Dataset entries

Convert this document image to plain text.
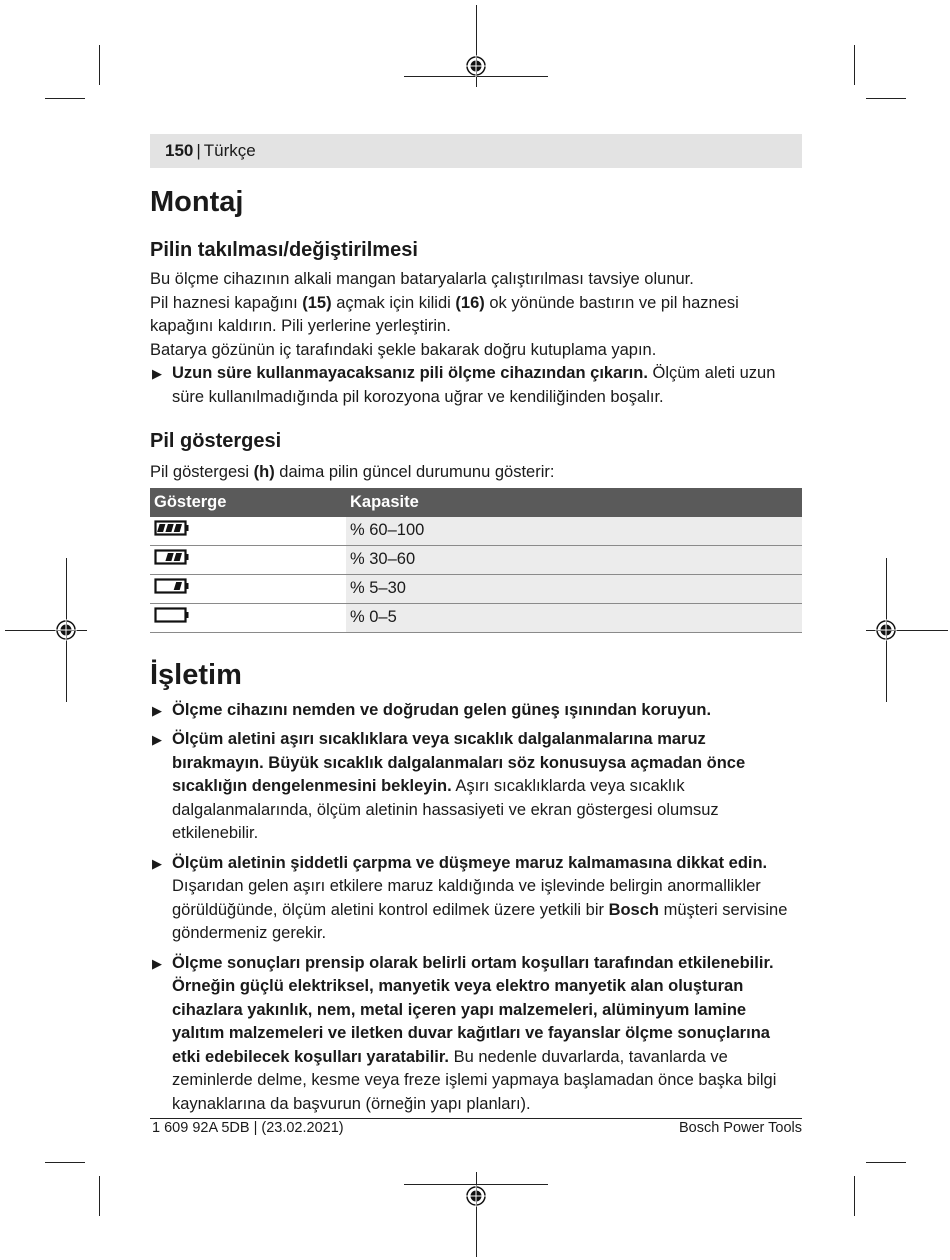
150 | Türkçe
Montaj
Pilin takılması/değiştirilmesi

Bu ölçme cihazının alkali mangan bataryalarla çalıştırılması tavsiye olunur.

Pil haznesi kapağını (15) açmak için kilidi (16) ok yönünde bastırın ve pil haznesi kapağını kaldırın. Pili yerlerine yerleştirin.

Batarya gözünün iç tarafındaki şekle bakarak doğru kutuplama yapın.

▶ Uzun süre kullanmayacaksanız pili ölçme cihazından çıkarın. Ölçüm aleti uzun süre kullanılmadığında pil korozyona uğrar ve kendiliğinden boşalır.
Pil göstergesi

Pil göstergesi (h) daima pilin güncel durumunu gösterir:

Gösterge	Kapasite
	% 60–100
	% 30–60
	% 5–30
	% 0–5
İşletim
▶ Ölçme cihazını nemden ve doğrudan gelen güneş ışınından koruyun.
▶ Ölçüm aletini aşırı sıcaklıklara veya sıcaklık dalgalanmalarına maruz bırakmayın. Büyük sıcaklık dalgalanmaları söz konusuysa açmadan önce sıcaklığın dengelenmesini bekleyin. Aşırı sıcaklıklarda veya sıcaklık dalgalanmalarında, ölçüm aletinin hassasiyeti ve ekran göstergesi olumsuz etkilenebilir.
▶ Ölçüm aletinin şiddetli çarpma ve düşmeye maruz kalmamasına dikkat edin. Dışarıdan gelen aşırı etkilere maruz kaldığında ve işlevinde belirgin anormallikler görüldüğünde, ölçüm aletini kontrol edilmek üzere yetkili bir Bosch müşteri servisine göndermeniz gerekir.
▶ Ölçme sonuçları prensip olarak belirli ortam koşulları tarafından etkilenebilir. Örneğin güçlü elektriksel, manyetik veya elektro manyetik alan oluşturan cihazlara yakınlık, nem, metal içeren yapı malzemeleri, alüminyum lamine yalıtım malzemeleri ve iletken duvar kağıtları ve fayanslar ölçme sonuçlarına etki edebilecek koşulları yaratabilir. Bu nedenle duvarlarda, tavanlarda ve zeminlerde delme, kesme veya freze işlemi yapmaya başlamadan önce başka bilgi kaynaklarına da başvurun (örneğin yapı planları).
1 609 92A 5DB | (23.02.2021)	Bosch Power Tools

** Short exercise **
Of the lines in the data above, how many contain the word "aletinin"? Give only that figure.

** The output **
2